*** Opening EXERCISE DATA ***

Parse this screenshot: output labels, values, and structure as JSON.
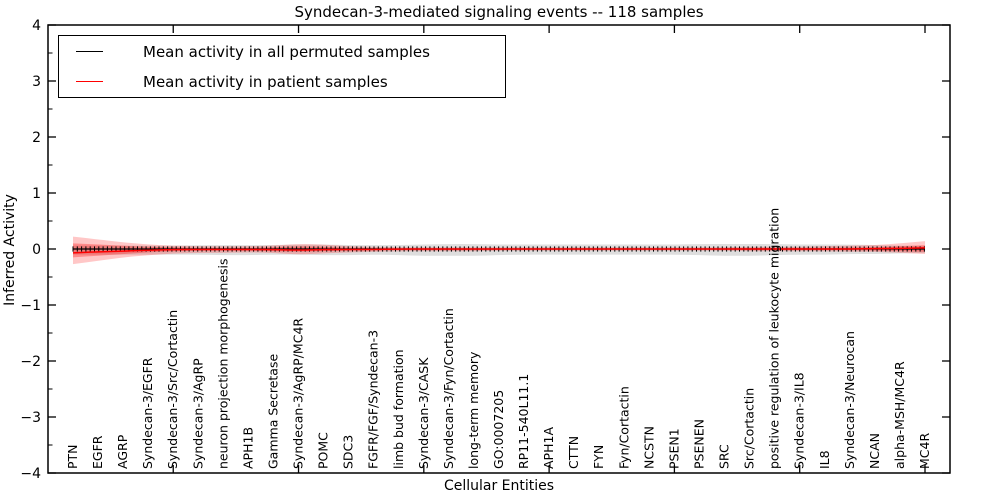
{
  "title": "Syndecan-3-mediated signaling events -- 118 samples",
  "legend": {
    "items": [
      {
        "label": "Mean activity in all permuted samples",
        "color": "#000000"
      },
      {
        "label": "Mean activity in patient samples",
        "color": "#ff0000"
      }
    ],
    "position": "upper left"
  },
  "colors": {
    "permuted_line": "#000000",
    "patient_line": "#ff0000",
    "permuted_band": "rgba(0,0,0,0.13)",
    "patient_band_outer": "rgba(255,0,0,0.22)",
    "patient_band_inner": "rgba(255,0,0,0.30)",
    "axis": "#000000"
  },
  "chart_data": {
    "type": "line",
    "title": "Syndecan-3-mediated signaling events -- 118 samples",
    "xlabel": "Cellular Entities",
    "ylabel": "Inferred Activity",
    "ylim": [
      -4,
      4
    ],
    "yticks": [
      4,
      3,
      2,
      1,
      0,
      -1,
      -2,
      -3,
      -4
    ],
    "ytick_minor_step": 0.5,
    "xticks_major_at_1based": [
      5,
      10,
      15,
      20,
      25,
      30,
      35
    ],
    "grid": false,
    "legend_position": "upper left",
    "categories": [
      "PTN",
      "EGFR",
      "AGRP",
      "Syndecan-3/EGFR",
      "Syndecan-3/Src/Cortactin",
      "Syndecan-3/AgRP",
      "neuron projection morphogenesis",
      "APH1B",
      "Gamma Secretase",
      "Syndecan-3/AgRP/MC4R",
      "POMC",
      "SDC3",
      "FGFR/FGF/Syndecan-3",
      "limb bud formation",
      "Syndecan-3/CASK",
      "Syndecan-3/Fyn/Cortactin",
      "long-term memory",
      "GO:0007205",
      "RP11-540L11.1",
      "APH1A",
      "CTTN",
      "FYN",
      "Fyn/Cortactin",
      "NCSTN",
      "PSEN1",
      "PSENEN",
      "SRC",
      "Src/Cortactin",
      "positive regulation of leukocyte migration",
      "Syndecan-3/IL8",
      "IL8",
      "Syndecan-3/Neurocan",
      "NCAN",
      "alpha-MSH/MC4R",
      "MC4R"
    ],
    "series": [
      {
        "name": "Mean activity in all permuted samples",
        "color": "#000000",
        "marker": "plus",
        "values": [
          0,
          0,
          0,
          0,
          0,
          0,
          0,
          0,
          0,
          0,
          0,
          0,
          0,
          0,
          0,
          0,
          0,
          0,
          0,
          0,
          0,
          0,
          0,
          0,
          0,
          0,
          0,
          0,
          0,
          0,
          0,
          0,
          0,
          0,
          0
        ],
        "band_upper": [
          0.06,
          0.06,
          0.06,
          0.06,
          0.06,
          0.07,
          0.07,
          0.07,
          0.07,
          0.08,
          0.08,
          0.07,
          0.07,
          0.07,
          0.08,
          0.09,
          0.09,
          0.08,
          0.08,
          0.08,
          0.08,
          0.08,
          0.08,
          0.08,
          0.08,
          0.09,
          0.09,
          0.09,
          0.09,
          0.08,
          0.08,
          0.08,
          0.07,
          0.06,
          0.05
        ],
        "band_lower": [
          -0.1,
          -0.1,
          -0.1,
          -0.1,
          -0.1,
          -0.1,
          -0.11,
          -0.11,
          -0.1,
          -0.1,
          -0.11,
          -0.11,
          -0.1,
          -0.11,
          -0.12,
          -0.12,
          -0.12,
          -0.11,
          -0.1,
          -0.1,
          -0.1,
          -0.1,
          -0.1,
          -0.1,
          -0.1,
          -0.11,
          -0.12,
          -0.12,
          -0.11,
          -0.1,
          -0.1,
          -0.09,
          -0.09,
          -0.08,
          -0.07
        ]
      },
      {
        "name": "Mean activity in patient samples",
        "color": "#ff0000",
        "marker": "none",
        "values": [
          -0.07,
          -0.05,
          -0.04,
          -0.02,
          -0.01,
          -0.01,
          -0.01,
          -0.01,
          -0.01,
          -0.02,
          -0.01,
          -0.01,
          -0.01,
          0,
          0,
          0,
          0,
          0,
          0,
          0,
          0,
          0,
          0,
          0,
          0,
          0,
          0,
          0,
          0,
          0,
          0,
          0,
          0.01,
          0.01,
          0.02
        ],
        "band_upper": [
          0.22,
          0.17,
          0.12,
          0.08,
          0.06,
          0.05,
          0.05,
          0.05,
          0.06,
          0.09,
          0.08,
          0.05,
          0.04,
          0.03,
          0.03,
          0.03,
          0.03,
          0.03,
          0.03,
          0.03,
          0.03,
          0.03,
          0.03,
          0.03,
          0.03,
          0.03,
          0.03,
          0.04,
          0.04,
          0.04,
          0.05,
          0.06,
          0.07,
          0.1,
          0.14
        ],
        "band_lower": [
          -0.27,
          -0.21,
          -0.15,
          -0.11,
          -0.08,
          -0.07,
          -0.07,
          -0.06,
          -0.07,
          -0.1,
          -0.08,
          -0.06,
          -0.05,
          -0.04,
          -0.04,
          -0.04,
          -0.04,
          -0.03,
          -0.03,
          -0.03,
          -0.03,
          -0.03,
          -0.03,
          -0.03,
          -0.03,
          -0.03,
          -0.03,
          -0.04,
          -0.04,
          -0.04,
          -0.04,
          -0.05,
          -0.05,
          -0.07,
          -0.09
        ],
        "inner_band_upper": [
          0.1,
          0.08,
          0.06,
          0.04,
          0.03,
          0.02,
          0.02,
          0.02,
          0.03,
          0.05,
          0.04,
          0.02,
          0.02,
          0.01,
          0.01,
          0.01,
          0.01,
          0.01,
          0.01,
          0.01,
          0.01,
          0.01,
          0.01,
          0.01,
          0.01,
          0.01,
          0.01,
          0.02,
          0.02,
          0.02,
          0.02,
          0.03,
          0.03,
          0.05,
          0.07
        ],
        "inner_band_lower": [
          -0.15,
          -0.12,
          -0.09,
          -0.06,
          -0.04,
          -0.03,
          -0.03,
          -0.03,
          -0.04,
          -0.05,
          -0.04,
          -0.03,
          -0.02,
          -0.02,
          -0.02,
          -0.02,
          -0.02,
          -0.01,
          -0.01,
          -0.01,
          -0.01,
          -0.01,
          -0.01,
          -0.01,
          -0.01,
          -0.01,
          -0.01,
          -0.02,
          -0.02,
          -0.02,
          -0.02,
          -0.02,
          -0.03,
          -0.04,
          -0.05
        ]
      }
    ]
  }
}
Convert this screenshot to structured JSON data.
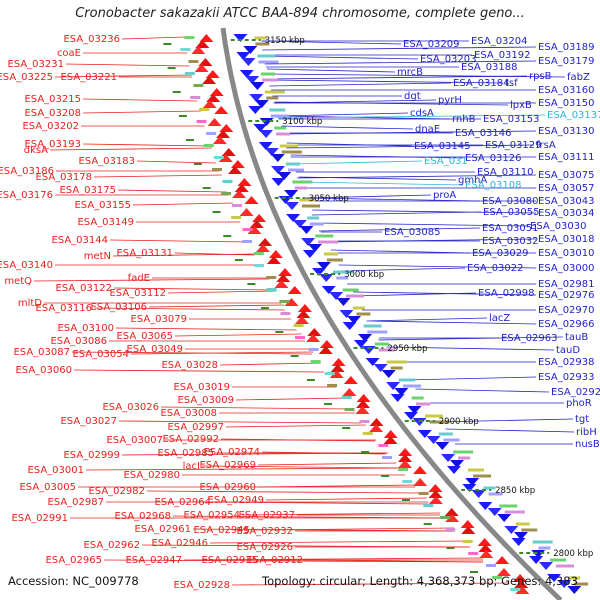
{
  "title": "Cronobacter sakazakii ATCC BAA-894 chromosome, complete geno...",
  "ticks": [
    "3150 kbp",
    "3100 kbp",
    "3050 kbp",
    "3000 kbp",
    "2950 kbp",
    "2900 kbp",
    "2850 kbp",
    "2800 kbp"
  ],
  "left_labels": [
    "ESA_03236",
    "coaE",
    "ESA_03231",
    "ESA_03225",
    "ESA_03221",
    "ESA_03215",
    "ESA_03208",
    "ESA_03202",
    "ESA_03193",
    "dksA",
    "ESA_03186",
    "ESA_03183",
    "ESA_03178",
    "ESA_03176",
    "ESA_03175",
    "ESA_03155",
    "ESA_03149",
    "ESA_03144",
    "metN",
    "ESA_03140",
    "ESA_03131",
    "metQ",
    "fadE",
    "ESA_03122",
    "ESA_03112",
    "mltD",
    "ESA_03116",
    "ESA_03106",
    "ESA_03079",
    "ESA_03100",
    "ESA_03065",
    "ESA_03086",
    "ESA_03087",
    "ESA_03054",
    "ESA_03049",
    "ESA_03060",
    "ESA_03028",
    "ESA_03019",
    "ESA_03026",
    "ESA_03009",
    "ESA_03008",
    "ESA_03027",
    "ESA_02997",
    "ESA_03007",
    "ESA_02992",
    "ESA_02999",
    "ESA_02985",
    "ESA_02974",
    "ESA_03001",
    "ESA_02980",
    "lacI",
    "ESA_02969",
    "ESA_03005",
    "ESA_02982",
    "ESA_02960",
    "ESA_02987",
    "ESA_02964",
    "ESA_02949",
    "ESA_02991",
    "ESA_02968",
    "ESA_02954",
    "ESA_02937",
    "ESA_02961",
    "ESA_02945",
    "ESA_02932",
    "ESA_02962",
    "ESA_02946",
    "ESA_02926",
    "ESA_02965",
    "ESA_02947",
    "ESA_02935",
    "ESA_02912",
    "ESA_02928"
  ],
  "right_labels": [
    "ESA_03209",
    "ESA_03204",
    "ESA_03189",
    "ESA_03203",
    "ESA_03192",
    "ESA_03179",
    "mrcB",
    "ESA_03188",
    "rpsB",
    "fabZ",
    "dgt",
    "ESA_03184",
    "tsf",
    "ESA_03160",
    "pyrH",
    "lpxB",
    "ESA_03150",
    "cdsA",
    "rnhB",
    "ESA_03153",
    "ESA_03137",
    "dnaE",
    "ESA_03146",
    "ESA_03130",
    "ESA_03145",
    "ESA_03129",
    "frsA",
    "ESA_03126",
    "ESA_03111",
    "ESA_031",
    "gmhA",
    "ESA_03110",
    "ESA_03075",
    "ESA_03108",
    "ESA_03057",
    "proA",
    "ESA_03080",
    "ESA_03043",
    "ESA_03055",
    "ESA_03034",
    "ESA_03085",
    "ESA_03051",
    "ESA_03030",
    "ESA_03032",
    "ESA_03018",
    "ESA_03029",
    "ESA_03010",
    "ESA_03022",
    "ESA_03000",
    "ESA_02981",
    "ESA_02998",
    "ESA_02976",
    "ESA_02970",
    "lacZ",
    "ESA_02966",
    "ESA_02963",
    "tauB",
    "tauD",
    "ESA_02938",
    "ESA_02933",
    "ESA_02920",
    "phoR",
    "tgt",
    "ribH",
    "nusB"
  ],
  "footer": {
    "accession": "Accession: NC_009778",
    "summary": "Topology: circular; Length: 4,368,373 bp; Genes: 4,383"
  },
  "colors": {
    "left_label": "#e8211d",
    "right_label": "#2323c8",
    "highlight_label": "#2fb6d8",
    "tick_mark": "#3a8a2a",
    "backbone": "#888888"
  }
}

*** Closing EXERCISE DATA ***

WORK TO COMPLETE -> Considering the records above, how many lines hold "JSON"? Please answer with only the number.

YOUR RESPONSE -> 2